[Part of a data file]

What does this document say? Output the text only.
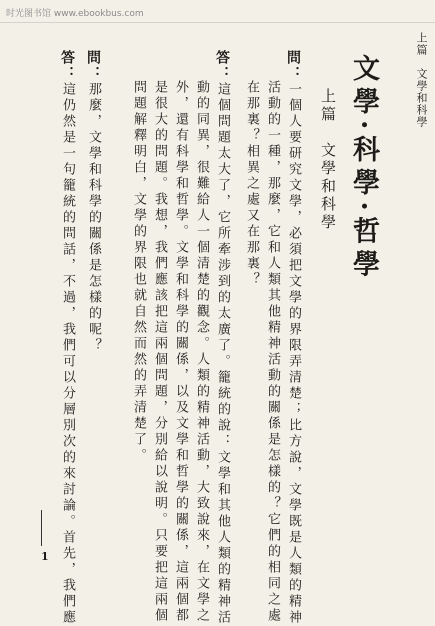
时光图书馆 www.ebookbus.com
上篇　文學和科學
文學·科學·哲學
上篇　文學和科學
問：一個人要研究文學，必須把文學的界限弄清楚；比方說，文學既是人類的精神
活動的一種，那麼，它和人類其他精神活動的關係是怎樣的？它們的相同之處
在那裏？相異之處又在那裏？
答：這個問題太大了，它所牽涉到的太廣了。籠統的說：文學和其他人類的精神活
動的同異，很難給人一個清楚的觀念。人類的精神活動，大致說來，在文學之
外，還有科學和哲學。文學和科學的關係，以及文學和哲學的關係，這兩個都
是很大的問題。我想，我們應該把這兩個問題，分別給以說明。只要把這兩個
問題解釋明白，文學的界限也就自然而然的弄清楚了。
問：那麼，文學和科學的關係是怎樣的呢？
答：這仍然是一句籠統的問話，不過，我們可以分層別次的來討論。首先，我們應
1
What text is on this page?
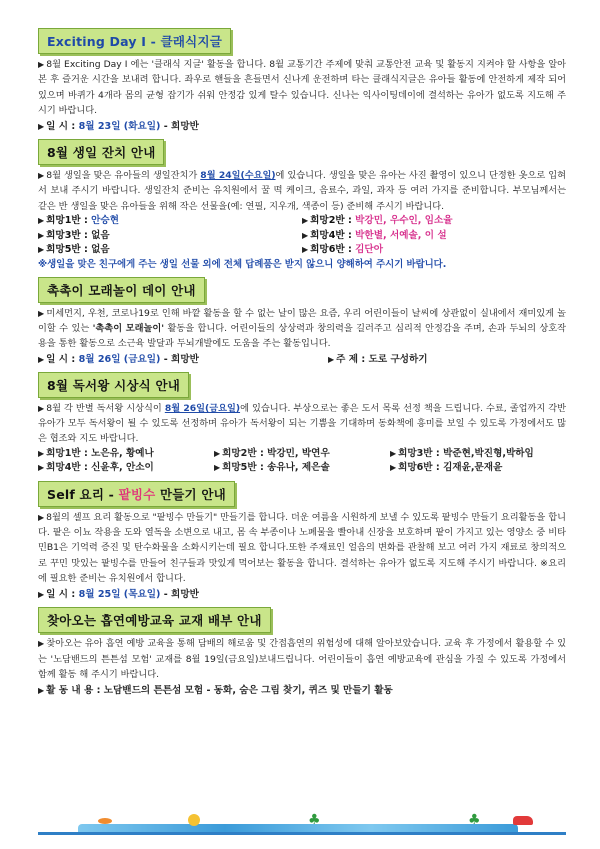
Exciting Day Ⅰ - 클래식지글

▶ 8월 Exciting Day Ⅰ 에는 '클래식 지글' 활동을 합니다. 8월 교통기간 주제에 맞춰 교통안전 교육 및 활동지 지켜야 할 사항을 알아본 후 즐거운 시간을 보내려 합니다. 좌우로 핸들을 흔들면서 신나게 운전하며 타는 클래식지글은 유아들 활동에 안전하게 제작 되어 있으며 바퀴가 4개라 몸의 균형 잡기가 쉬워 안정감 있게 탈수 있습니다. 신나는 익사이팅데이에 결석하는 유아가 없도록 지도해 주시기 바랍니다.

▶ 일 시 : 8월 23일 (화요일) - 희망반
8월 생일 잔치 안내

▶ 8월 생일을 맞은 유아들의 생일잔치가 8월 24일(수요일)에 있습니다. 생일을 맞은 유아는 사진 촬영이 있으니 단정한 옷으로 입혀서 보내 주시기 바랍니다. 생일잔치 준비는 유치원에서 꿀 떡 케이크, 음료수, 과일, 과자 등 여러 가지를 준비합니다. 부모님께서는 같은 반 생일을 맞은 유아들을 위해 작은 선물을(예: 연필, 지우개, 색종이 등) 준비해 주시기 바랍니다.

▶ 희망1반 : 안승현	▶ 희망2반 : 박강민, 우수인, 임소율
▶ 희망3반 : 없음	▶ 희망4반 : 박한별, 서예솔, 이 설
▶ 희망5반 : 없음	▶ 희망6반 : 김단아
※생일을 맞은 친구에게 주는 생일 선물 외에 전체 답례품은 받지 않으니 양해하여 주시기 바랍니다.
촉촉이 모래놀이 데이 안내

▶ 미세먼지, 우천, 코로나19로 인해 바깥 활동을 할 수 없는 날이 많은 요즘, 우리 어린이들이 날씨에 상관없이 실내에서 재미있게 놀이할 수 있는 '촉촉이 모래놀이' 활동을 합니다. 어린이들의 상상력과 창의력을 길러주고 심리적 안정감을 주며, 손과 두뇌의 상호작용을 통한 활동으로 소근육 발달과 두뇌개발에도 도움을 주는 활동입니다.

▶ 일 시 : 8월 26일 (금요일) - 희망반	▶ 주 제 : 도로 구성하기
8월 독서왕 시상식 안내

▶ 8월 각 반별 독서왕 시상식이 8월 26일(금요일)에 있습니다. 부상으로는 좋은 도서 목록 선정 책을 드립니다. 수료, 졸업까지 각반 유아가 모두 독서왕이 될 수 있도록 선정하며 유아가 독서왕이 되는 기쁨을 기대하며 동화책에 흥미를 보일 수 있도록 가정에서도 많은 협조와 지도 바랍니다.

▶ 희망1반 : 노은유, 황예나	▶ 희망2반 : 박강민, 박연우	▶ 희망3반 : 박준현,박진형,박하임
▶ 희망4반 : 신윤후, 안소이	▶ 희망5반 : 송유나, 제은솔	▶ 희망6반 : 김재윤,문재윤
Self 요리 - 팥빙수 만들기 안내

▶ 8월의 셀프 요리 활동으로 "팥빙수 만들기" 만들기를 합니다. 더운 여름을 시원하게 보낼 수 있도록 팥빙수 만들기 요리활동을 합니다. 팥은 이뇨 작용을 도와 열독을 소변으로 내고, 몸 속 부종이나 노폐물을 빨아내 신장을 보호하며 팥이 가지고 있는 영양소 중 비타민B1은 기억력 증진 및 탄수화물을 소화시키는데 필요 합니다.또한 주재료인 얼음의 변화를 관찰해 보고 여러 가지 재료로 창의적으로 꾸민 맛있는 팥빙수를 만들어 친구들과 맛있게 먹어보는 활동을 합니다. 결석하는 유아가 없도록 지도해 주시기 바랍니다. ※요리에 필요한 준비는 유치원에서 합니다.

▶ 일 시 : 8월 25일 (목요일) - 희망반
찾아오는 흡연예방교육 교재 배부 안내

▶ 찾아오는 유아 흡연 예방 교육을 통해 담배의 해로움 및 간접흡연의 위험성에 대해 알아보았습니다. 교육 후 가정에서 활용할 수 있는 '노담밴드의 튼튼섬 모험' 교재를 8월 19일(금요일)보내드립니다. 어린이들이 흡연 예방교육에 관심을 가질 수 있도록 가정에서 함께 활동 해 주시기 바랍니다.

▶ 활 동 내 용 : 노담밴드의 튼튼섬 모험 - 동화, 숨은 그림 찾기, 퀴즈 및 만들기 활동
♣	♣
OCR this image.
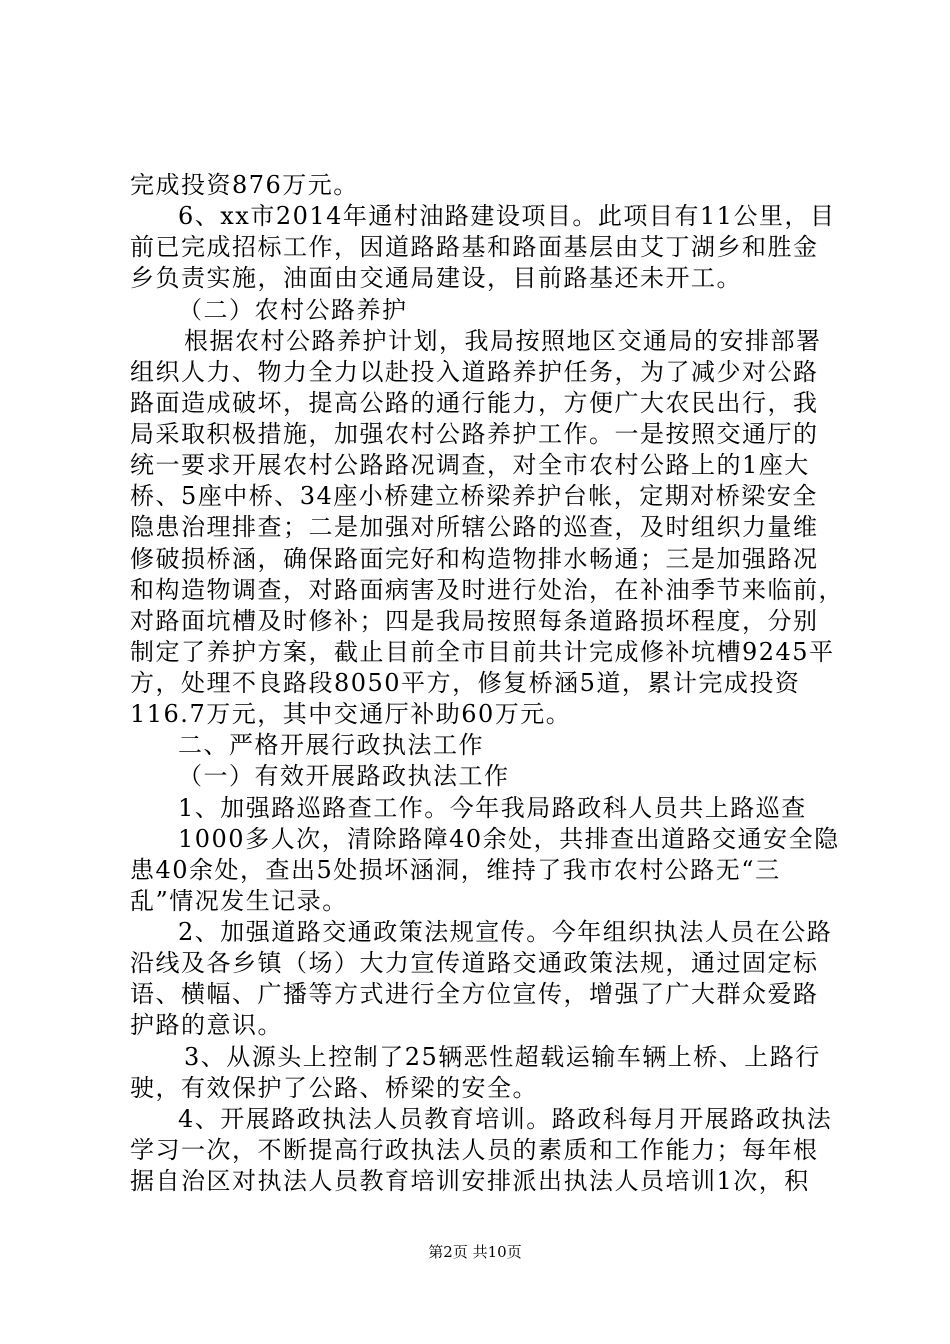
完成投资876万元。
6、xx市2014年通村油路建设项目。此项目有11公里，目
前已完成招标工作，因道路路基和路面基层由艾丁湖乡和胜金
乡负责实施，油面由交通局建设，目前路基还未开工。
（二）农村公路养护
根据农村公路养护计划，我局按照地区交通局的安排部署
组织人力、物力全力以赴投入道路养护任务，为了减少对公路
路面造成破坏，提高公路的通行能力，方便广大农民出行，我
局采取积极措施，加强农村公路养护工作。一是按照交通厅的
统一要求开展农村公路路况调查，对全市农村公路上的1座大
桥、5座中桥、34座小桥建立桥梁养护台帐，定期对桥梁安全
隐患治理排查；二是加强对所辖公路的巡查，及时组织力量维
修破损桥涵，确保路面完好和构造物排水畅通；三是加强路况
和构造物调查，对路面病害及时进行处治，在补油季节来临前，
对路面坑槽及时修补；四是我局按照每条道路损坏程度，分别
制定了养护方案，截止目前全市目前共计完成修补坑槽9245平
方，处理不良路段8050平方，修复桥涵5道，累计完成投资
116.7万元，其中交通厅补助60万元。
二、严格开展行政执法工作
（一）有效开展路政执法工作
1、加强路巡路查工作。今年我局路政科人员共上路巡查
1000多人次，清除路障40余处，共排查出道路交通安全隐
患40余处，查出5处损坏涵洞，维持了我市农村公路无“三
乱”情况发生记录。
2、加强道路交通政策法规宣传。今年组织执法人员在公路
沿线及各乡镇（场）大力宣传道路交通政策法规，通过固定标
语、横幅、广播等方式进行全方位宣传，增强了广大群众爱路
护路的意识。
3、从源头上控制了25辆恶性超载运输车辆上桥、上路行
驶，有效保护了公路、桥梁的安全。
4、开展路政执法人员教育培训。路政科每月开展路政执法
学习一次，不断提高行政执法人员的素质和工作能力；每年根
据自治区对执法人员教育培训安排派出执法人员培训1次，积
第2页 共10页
...
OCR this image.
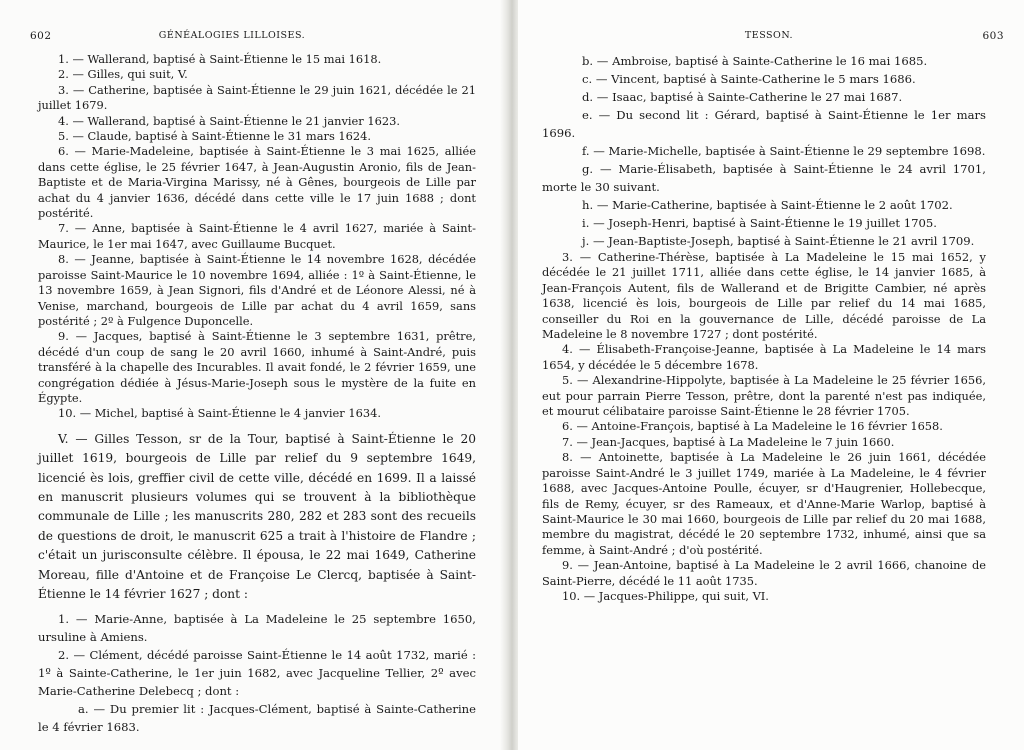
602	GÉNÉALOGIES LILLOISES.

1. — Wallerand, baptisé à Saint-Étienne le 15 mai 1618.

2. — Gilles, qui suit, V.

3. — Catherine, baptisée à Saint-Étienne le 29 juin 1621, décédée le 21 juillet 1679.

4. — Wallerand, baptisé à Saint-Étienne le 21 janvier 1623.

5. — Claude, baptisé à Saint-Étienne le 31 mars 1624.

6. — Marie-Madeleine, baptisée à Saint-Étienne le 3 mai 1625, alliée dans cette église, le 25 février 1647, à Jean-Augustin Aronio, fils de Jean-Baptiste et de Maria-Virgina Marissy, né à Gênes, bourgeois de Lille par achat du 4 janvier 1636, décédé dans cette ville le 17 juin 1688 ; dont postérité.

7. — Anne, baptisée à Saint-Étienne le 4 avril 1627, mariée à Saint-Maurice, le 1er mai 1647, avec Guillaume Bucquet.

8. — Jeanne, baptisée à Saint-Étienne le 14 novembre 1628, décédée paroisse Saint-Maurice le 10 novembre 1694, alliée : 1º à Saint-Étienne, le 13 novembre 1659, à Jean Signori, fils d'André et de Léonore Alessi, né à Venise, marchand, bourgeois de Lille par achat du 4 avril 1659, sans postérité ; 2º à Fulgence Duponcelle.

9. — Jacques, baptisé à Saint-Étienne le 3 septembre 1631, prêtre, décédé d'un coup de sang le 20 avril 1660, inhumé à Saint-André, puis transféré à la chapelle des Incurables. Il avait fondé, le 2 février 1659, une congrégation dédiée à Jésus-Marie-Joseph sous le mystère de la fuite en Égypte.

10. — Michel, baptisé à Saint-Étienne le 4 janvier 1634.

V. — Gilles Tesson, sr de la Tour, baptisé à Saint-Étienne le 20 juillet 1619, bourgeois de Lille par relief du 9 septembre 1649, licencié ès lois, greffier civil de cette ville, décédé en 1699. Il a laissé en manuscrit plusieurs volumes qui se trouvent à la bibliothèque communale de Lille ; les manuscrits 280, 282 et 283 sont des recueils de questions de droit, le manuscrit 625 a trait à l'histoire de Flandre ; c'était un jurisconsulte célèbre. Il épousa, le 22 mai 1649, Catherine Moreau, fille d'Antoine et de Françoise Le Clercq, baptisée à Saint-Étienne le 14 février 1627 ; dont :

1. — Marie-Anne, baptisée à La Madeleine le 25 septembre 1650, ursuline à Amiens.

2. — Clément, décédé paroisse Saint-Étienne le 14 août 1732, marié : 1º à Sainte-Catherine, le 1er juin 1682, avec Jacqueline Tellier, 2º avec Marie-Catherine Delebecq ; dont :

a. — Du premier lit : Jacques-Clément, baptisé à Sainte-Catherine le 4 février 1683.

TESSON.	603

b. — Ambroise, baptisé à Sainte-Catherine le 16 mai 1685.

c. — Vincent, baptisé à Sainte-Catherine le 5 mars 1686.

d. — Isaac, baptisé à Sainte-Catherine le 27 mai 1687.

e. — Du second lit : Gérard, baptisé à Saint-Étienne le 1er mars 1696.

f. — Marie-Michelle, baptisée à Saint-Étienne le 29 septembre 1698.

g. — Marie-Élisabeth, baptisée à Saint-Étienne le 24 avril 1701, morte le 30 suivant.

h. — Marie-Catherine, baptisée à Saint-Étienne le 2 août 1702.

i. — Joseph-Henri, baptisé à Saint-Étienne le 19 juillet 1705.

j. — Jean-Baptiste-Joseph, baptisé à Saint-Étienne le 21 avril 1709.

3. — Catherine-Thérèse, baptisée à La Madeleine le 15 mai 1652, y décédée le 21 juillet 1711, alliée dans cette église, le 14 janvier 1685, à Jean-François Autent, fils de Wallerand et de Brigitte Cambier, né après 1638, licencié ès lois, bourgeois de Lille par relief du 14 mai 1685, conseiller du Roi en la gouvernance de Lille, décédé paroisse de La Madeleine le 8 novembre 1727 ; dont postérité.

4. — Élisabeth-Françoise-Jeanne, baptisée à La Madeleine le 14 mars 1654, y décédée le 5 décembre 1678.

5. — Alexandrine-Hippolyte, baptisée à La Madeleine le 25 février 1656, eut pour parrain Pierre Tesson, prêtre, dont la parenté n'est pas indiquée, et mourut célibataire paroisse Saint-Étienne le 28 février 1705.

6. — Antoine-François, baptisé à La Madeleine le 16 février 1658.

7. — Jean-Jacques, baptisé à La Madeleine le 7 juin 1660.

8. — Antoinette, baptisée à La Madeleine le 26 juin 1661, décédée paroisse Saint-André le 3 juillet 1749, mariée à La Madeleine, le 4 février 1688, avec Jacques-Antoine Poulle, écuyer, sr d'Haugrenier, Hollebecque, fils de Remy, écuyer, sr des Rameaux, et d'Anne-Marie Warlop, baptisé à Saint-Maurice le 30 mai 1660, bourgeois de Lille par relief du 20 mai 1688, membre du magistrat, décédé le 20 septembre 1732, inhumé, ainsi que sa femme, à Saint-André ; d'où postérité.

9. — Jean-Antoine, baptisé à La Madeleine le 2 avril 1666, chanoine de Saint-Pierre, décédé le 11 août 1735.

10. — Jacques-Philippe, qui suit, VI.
* * *
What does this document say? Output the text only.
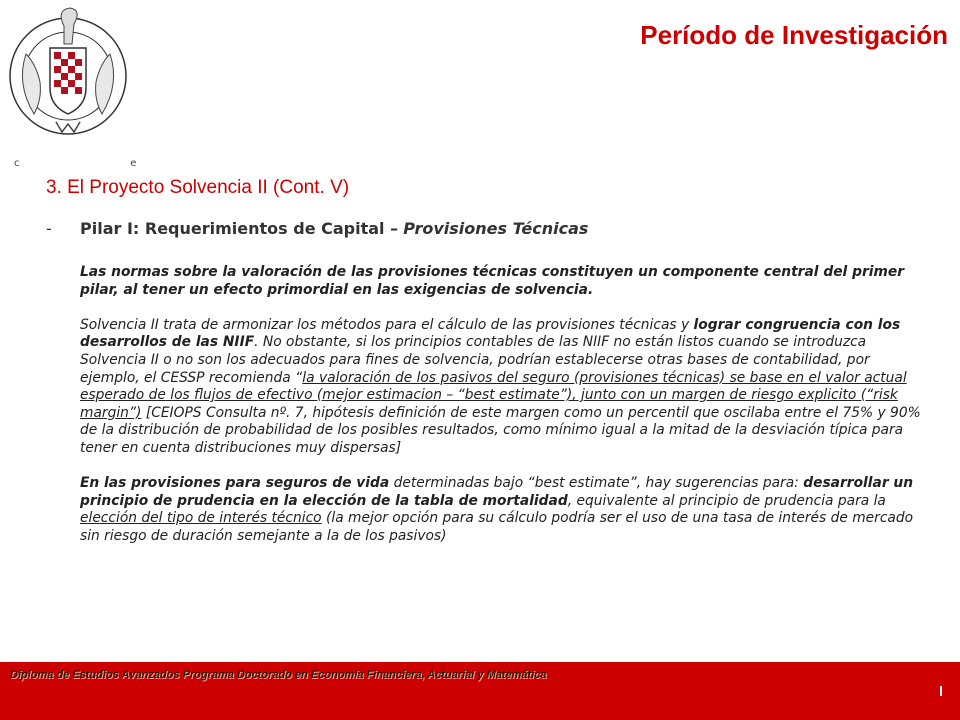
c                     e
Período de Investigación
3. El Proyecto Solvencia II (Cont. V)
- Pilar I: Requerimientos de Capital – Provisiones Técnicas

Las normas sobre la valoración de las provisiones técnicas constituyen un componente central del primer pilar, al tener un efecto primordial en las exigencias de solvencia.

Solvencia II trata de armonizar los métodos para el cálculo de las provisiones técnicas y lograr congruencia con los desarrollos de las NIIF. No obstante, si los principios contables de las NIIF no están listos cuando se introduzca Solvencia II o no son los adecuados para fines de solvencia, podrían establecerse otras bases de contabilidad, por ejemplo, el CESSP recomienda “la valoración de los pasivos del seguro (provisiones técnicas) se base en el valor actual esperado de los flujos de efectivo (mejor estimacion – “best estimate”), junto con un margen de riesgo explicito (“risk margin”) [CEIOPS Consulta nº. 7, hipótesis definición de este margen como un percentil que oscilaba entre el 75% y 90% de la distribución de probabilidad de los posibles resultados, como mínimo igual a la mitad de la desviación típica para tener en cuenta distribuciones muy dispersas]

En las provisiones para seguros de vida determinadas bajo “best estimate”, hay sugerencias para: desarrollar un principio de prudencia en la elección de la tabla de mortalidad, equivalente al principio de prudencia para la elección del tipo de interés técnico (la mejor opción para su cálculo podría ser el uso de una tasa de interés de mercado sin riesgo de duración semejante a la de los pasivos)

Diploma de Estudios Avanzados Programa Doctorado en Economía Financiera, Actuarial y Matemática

- **THE PROBLEM**: Go through the entries and return each line where the word "mariée" appears.

- **EXPECTED OUTPUT**:
7. — Anne, baptisée à Saint-Étienne le 4 avril 1627, mariée à Saint-Maurice, le 1er mai 1647, avec Guillaume Bucquet.
8. — Antoinette, baptisée à La Madeleine le 26 juin 1661, décédée paroisse Saint-André le 3 juillet 1749, mariée à La Madeleine, le 4 février 1688, avec Jacques-Antoine Poulle, écuyer, sr d'Haugrenier, Hollebecque, fils de Remy, écuyer, sr des Rameaux, et d'Anne-Marie Warlop, baptisé à Saint-Maurice le 30 mai 1660, bourgeois de Lille par relief du 20 mai 1688, membre du magistrat, décédé le 20 septembre 1732, inhumé, ainsi que sa femme, à Saint-André ; d'où postérité.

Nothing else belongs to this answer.